**WHAT THE TASK ASKS:** List all lines of the data containing the word "hour".

Figure dataset records
----------------
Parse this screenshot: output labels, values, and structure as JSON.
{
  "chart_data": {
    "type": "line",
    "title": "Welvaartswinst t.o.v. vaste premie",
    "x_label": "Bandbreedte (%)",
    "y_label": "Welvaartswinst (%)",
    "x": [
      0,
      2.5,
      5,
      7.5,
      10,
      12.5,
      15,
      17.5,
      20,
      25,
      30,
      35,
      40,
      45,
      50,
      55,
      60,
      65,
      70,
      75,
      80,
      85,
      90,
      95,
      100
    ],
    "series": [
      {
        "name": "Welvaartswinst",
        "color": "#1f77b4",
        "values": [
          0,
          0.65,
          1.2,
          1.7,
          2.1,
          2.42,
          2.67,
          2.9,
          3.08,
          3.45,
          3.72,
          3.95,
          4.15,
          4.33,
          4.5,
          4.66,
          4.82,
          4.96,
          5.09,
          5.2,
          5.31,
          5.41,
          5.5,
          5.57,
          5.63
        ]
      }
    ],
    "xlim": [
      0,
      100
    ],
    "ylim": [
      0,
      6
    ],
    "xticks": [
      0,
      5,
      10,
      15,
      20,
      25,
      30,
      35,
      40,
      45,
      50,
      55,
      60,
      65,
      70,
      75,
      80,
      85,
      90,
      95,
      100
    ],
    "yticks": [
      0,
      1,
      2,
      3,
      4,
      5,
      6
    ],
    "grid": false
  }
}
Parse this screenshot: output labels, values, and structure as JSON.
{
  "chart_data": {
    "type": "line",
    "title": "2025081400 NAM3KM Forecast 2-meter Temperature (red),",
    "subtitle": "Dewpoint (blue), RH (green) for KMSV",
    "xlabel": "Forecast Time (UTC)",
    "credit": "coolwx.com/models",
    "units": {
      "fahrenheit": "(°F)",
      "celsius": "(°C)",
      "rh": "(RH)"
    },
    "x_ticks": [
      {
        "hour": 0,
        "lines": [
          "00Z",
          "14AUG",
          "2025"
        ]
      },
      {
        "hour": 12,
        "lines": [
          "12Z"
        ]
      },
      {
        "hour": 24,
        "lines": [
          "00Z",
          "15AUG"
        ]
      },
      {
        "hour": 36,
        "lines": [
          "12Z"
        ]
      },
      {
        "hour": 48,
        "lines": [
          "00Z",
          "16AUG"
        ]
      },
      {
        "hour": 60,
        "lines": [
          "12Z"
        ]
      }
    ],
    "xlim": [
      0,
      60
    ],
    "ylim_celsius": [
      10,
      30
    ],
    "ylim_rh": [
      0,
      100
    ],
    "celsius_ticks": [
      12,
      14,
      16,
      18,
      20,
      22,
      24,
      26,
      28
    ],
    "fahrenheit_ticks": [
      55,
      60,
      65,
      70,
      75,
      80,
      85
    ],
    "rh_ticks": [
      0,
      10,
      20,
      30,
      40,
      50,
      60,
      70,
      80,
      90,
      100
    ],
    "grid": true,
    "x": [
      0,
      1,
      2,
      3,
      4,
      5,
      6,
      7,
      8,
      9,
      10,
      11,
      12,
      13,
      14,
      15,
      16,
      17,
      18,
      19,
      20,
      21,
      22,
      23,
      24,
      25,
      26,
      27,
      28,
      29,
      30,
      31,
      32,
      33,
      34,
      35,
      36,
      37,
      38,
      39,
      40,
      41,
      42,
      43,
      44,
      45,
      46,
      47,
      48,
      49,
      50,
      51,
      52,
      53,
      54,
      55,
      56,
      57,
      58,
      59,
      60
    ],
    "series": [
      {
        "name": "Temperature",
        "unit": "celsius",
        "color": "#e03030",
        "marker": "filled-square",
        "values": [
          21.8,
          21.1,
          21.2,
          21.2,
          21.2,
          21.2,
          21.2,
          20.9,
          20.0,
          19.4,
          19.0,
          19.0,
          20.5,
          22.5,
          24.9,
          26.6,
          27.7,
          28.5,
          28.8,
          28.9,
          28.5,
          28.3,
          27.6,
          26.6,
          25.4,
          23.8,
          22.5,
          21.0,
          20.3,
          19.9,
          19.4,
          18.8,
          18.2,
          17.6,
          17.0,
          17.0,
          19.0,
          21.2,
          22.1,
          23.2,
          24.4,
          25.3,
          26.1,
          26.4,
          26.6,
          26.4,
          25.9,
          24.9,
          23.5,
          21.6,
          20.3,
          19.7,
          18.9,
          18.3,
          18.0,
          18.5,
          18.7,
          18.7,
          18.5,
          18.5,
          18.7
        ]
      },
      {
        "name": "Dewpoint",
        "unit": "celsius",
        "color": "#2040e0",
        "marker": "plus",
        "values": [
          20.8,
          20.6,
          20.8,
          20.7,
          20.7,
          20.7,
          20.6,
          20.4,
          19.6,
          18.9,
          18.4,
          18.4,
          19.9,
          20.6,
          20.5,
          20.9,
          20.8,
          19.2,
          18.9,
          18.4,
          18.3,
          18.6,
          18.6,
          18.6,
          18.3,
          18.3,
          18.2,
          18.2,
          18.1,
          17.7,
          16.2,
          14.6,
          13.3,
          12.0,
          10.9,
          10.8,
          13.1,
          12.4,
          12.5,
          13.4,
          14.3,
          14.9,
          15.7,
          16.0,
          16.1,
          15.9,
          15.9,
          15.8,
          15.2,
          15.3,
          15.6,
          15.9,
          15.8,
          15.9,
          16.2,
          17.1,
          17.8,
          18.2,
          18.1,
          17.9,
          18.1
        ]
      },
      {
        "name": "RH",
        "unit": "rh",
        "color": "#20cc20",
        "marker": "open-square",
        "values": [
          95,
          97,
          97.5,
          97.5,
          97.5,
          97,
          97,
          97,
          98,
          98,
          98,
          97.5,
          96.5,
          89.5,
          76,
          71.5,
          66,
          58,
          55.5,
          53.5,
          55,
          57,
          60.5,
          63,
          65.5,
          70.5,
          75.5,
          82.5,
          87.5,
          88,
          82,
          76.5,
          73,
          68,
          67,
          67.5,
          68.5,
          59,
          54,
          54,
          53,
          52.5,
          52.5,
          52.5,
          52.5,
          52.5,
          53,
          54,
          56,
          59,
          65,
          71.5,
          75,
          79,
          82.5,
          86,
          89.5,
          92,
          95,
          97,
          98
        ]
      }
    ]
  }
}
----------------
**THE RESPONSE:**
        "hour": 0,
        "hour": 12,
        "hour": 24,
        "hour": 36,
        "hour": 48,
        "hour": 60,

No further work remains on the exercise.